Entries from a dataset:
::::
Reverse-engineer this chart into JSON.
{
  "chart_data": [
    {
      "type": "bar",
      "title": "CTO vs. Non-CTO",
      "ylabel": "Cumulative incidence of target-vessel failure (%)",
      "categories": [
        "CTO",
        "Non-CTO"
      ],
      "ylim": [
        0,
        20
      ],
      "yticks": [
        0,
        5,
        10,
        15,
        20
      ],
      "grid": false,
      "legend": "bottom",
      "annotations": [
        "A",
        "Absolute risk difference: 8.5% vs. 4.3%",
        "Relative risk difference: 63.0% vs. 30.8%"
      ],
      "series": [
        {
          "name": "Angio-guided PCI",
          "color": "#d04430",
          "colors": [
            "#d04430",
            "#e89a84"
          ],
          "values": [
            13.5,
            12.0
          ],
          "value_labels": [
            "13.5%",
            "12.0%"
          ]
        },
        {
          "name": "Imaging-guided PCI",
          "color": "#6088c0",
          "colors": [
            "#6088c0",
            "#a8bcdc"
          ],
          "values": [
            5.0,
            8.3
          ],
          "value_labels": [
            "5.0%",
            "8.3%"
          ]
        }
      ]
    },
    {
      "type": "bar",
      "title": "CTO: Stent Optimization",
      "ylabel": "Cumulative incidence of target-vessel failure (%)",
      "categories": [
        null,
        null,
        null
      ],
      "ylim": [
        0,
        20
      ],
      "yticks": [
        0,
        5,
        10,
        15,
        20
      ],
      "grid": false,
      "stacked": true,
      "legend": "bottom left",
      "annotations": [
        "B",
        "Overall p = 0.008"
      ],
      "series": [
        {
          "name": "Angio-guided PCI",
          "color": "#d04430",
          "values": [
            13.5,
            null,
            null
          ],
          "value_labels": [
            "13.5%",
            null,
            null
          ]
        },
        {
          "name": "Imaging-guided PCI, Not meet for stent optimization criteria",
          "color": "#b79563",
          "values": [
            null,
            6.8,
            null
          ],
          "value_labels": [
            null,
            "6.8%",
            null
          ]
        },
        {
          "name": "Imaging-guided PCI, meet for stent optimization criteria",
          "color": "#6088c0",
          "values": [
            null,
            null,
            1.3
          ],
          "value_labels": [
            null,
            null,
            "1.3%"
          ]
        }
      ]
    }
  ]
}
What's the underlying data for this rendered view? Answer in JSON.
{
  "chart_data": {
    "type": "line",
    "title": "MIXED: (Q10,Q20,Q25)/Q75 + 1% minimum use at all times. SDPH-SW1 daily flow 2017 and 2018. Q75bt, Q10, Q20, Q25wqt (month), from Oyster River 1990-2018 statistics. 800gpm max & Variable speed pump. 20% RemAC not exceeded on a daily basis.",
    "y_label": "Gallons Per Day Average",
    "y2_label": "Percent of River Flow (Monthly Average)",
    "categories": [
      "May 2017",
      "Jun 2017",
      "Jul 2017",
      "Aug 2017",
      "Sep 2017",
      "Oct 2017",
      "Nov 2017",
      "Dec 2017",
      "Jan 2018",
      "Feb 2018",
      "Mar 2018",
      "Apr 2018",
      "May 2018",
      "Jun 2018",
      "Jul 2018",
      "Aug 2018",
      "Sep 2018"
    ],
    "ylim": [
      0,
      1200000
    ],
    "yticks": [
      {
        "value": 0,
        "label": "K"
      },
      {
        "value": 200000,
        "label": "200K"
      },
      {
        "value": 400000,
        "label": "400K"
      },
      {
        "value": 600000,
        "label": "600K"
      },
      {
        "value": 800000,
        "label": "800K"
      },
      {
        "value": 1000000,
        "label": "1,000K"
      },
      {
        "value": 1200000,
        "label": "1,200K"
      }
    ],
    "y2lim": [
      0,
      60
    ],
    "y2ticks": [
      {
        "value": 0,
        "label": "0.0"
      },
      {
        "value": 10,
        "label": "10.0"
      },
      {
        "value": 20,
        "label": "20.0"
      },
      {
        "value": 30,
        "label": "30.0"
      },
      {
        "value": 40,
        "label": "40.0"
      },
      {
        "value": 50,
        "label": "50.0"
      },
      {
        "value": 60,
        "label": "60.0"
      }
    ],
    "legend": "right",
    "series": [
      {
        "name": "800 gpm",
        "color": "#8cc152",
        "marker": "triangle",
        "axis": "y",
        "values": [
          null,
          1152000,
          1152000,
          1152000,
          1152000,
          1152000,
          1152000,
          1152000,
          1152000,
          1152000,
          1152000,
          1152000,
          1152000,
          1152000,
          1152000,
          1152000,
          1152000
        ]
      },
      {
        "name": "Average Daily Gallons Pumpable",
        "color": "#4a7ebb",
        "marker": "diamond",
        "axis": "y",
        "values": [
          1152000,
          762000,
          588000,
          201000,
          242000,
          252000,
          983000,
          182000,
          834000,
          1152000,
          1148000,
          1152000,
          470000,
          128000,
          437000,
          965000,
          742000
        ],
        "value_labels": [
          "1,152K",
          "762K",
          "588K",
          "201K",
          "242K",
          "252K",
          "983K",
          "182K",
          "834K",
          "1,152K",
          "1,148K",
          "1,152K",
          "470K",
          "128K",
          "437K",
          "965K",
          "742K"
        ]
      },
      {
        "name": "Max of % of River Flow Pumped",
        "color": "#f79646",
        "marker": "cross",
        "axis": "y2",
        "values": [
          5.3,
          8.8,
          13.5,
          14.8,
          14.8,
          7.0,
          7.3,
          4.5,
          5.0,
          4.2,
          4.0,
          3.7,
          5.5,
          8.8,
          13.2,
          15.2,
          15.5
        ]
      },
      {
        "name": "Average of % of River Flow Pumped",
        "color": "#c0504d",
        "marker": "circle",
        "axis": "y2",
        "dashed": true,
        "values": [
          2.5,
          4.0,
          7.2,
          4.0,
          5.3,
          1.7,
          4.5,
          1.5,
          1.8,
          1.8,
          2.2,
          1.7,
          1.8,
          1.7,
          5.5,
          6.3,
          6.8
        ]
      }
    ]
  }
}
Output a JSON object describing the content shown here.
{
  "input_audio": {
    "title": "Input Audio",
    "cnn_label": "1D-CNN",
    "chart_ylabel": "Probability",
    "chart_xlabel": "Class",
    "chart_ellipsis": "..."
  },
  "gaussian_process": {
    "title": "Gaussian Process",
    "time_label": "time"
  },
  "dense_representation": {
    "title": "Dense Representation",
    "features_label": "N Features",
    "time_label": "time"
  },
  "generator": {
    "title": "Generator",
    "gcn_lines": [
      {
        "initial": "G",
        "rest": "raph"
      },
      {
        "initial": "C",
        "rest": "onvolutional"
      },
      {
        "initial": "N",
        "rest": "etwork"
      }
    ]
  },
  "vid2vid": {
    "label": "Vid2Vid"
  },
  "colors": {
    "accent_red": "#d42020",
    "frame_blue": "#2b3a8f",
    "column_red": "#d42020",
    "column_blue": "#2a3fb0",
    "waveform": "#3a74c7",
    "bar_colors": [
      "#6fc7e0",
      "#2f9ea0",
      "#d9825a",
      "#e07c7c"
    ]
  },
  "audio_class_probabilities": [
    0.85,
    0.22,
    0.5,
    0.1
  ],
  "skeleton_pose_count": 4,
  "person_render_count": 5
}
::::
**Task statement**. Take the entries above and transcribe them exactly.

**Solution to the exercise**.
Reverse-engineer this chart into JSON.
{
  "chart_data": [
    {
      "type": "bar",
      "title": "CTO vs. Non-CTO",
      "ylabel": "Cumulative incidence of target-vessel failure (%)",
      "categories": [
        "CTO",
        "Non-CTO"
      ],
      "ylim": [
        0,
        20
      ],
      "yticks": [
        0,
        5,
        10,
        15,
        20
      ],
      "grid": false,
      "legend": "bottom",
      "annotations": [
        "A",
        "Absolute risk difference: 8.5% vs. 4.3%",
        "Relative risk difference: 63.0% vs. 30.8%"
      ],
      "series": [
        {
          "name": "Angio-guided PCI",
          "color": "#d04430",
          "colors": [
            "#d04430",
            "#e89a84"
          ],
          "values": [
            13.5,
            12.0
          ],
          "value_labels": [
            "13.5%",
            "12.0%"
          ]
        },
        {
          "name": "Imaging-guided PCI",
          "color": "#6088c0",
          "colors": [
            "#6088c0",
            "#a8bcdc"
          ],
          "values": [
            5.0,
            8.3
          ],
          "value_labels": [
            "5.0%",
            "8.3%"
          ]
        }
      ]
    },
    {
      "type": "bar",
      "title": "CTO: Stent Optimization",
      "ylabel": "Cumulative incidence of target-vessel failure (%)",
      "categories": [
        null,
        null,
        null
      ],
      "ylim": [
        0,
        20
      ],
      "yticks": [
        0,
        5,
        10,
        15,
        20
      ],
      "grid": false,
      "stacked": true,
      "legend": "bottom left",
      "annotations": [
        "B",
        "Overall p = 0.008"
      ],
      "series": [
        {
          "name": "Angio-guided PCI",
          "color": "#d04430",
          "values": [
            13.5,
            null,
            null
          ],
          "value_labels": [
            "13.5%",
            null,
            null
          ]
        },
        {
          "name": "Imaging-guided PCI, Not meet for stent optimization criteria",
          "color": "#b79563",
          "values": [
            null,
            6.8,
            null
          ],
          "value_labels": [
            null,
            "6.8%",
            null
          ]
        },
        {
          "name": "Imaging-guided PCI, meet for stent optimization criteria",
          "color": "#6088c0",
          "values": [
            null,
            null,
            1.3
          ],
          "value_labels": [
            null,
            null,
            "1.3%"
          ]
        }
      ]
    }
  ]
}
What's the underlying data for this rendered view? Answer in JSON.
{
  "chart_data": {
    "type": "line",
    "title": "MIXED: (Q10,Q20,Q25)/Q75 + 1% minimum use at all times. SDPH-SW1 daily flow 2017 and 2018. Q75bt, Q10, Q20, Q25wqt (month), from Oyster River 1990-2018 statistics. 800gpm max & Variable speed pump. 20% RemAC not exceeded on a daily basis.",
    "y_label": "Gallons Per Day Average",
    "y2_label": "Percent of River Flow (Monthly Average)",
    "categories": [
      "May 2017",
      "Jun 2017",
      "Jul 2017",
      "Aug 2017",
      "Sep 2017",
      "Oct 2017",
      "Nov 2017",
      "Dec 2017",
      "Jan 2018",
      "Feb 2018",
      "Mar 2018",
      "Apr 2018",
      "May 2018",
      "Jun 2018",
      "Jul 2018",
      "Aug 2018",
      "Sep 2018"
    ],
    "ylim": [
      0,
      1200000
    ],
    "yticks": [
      {
        "value": 0,
        "label": "K"
      },
      {
        "value": 200000,
        "label": "200K"
      },
      {
        "value": 400000,
        "label": "400K"
      },
      {
        "value": 600000,
        "label": "600K"
      },
      {
        "value": 800000,
        "label": "800K"
      },
      {
        "value": 1000000,
        "label": "1,000K"
      },
      {
        "value": 1200000,
        "label": "1,200K"
      }
    ],
    "y2lim": [
      0,
      60
    ],
    "y2ticks": [
      {
        "value": 0,
        "label": "0.0"
      },
      {
        "value": 10,
        "label": "10.0"
      },
      {
        "value": 20,
        "label": "20.0"
      },
      {
        "value": 30,
        "label": "30.0"
      },
      {
        "value": 40,
        "label": "40.0"
      },
      {
        "value": 50,
        "label": "50.0"
      },
      {
        "value": 60,
        "label": "60.0"
      }
    ],
    "legend": "right",
    "series": [
      {
        "name": "800 gpm",
        "color": "#8cc152",
        "marker": "triangle",
        "axis": "y",
        "values": [
          null,
          1152000,
          1152000,
          1152000,
          1152000,
          1152000,
          1152000,
          1152000,
          1152000,
          1152000,
          1152000,
          1152000,
          1152000,
          1152000,
          1152000,
          1152000,
          1152000
        ]
      },
      {
        "name": "Average Daily Gallons Pumpable",
        "color": "#4a7ebb",
        "marker": "diamond",
        "axis": "y",
        "values": [
          1152000,
          762000,
          588000,
          201000,
          242000,
          252000,
          983000,
          182000,
          834000,
          1152000,
          1148000,
          1152000,
          470000,
          128000,
          437000,
          965000,
          742000
        ],
        "value_labels": [
          "1,152K",
          "762K",
          "588K",
          "201K",
          "242K",
          "252K",
          "983K",
          "182K",
          "834K",
          "1,152K",
          "1,148K",
          "1,152K",
          "470K",
          "128K",
          "437K",
          "965K",
          "742K"
        ]
      },
      {
        "name": "Max of % of River Flow Pumped",
        "color": "#f79646",
        "marker": "cross",
        "axis": "y2",
        "values": [
          5.3,
          8.8,
          13.5,
          14.8,
          14.8,
          7.0,
          7.3,
          4.5,
          5.0,
          4.2,
          4.0,
          3.7,
          5.5,
          8.8,
          13.2,
          15.2,
          15.5
        ]
      },
      {
        "name": "Average of % of River Flow Pumped",
        "color": "#c0504d",
        "marker": "circle",
        "axis": "y2",
        "dashed": true,
        "values": [
          2.5,
          4.0,
          7.2,
          4.0,
          5.3,
          1.7,
          4.5,
          1.5,
          1.8,
          1.8,
          2.2,
          1.7,
          1.8,
          1.7,
          5.5,
          6.3,
          6.8
        ]
      }
    ]
  }
}
Output a JSON object describing the content shown here.
{
  "input_audio": {
    "title": "Input Audio",
    "cnn_label": "1D-CNN",
    "chart_ylabel": "Probability",
    "chart_xlabel": "Class",
    "chart_ellipsis": "..."
  },
  "gaussian_process": {
    "title": "Gaussian Process",
    "time_label": "time"
  },
  "dense_representation": {
    "title": "Dense Representation",
    "features_label": "N Features",
    "time_label": "time"
  },
  "generator": {
    "title": "Generator",
    "gcn_lines": [
      {
        "initial": "G",
        "rest": "raph"
      },
      {
        "initial": "C",
        "rest": "onvolutional"
      },
      {
        "initial": "N",
        "rest": "etwork"
      }
    ]
  },
  "vid2vid": {
    "label": "Vid2Vid"
  },
  "colors": {
    "accent_red": "#d42020",
    "frame_blue": "#2b3a8f",
    "column_red": "#d42020",
    "column_blue": "#2a3fb0",
    "waveform": "#3a74c7",
    "bar_colors": [
      "#6fc7e0",
      "#2f9ea0",
      "#d9825a",
      "#e07c7c"
    ]
  },
  "audio_class_probabilities": [
    0.85,
    0.22,
    0.5,
    0.1
  ],
  "skeleton_pose_count": 4,
  "person_render_count": 5
}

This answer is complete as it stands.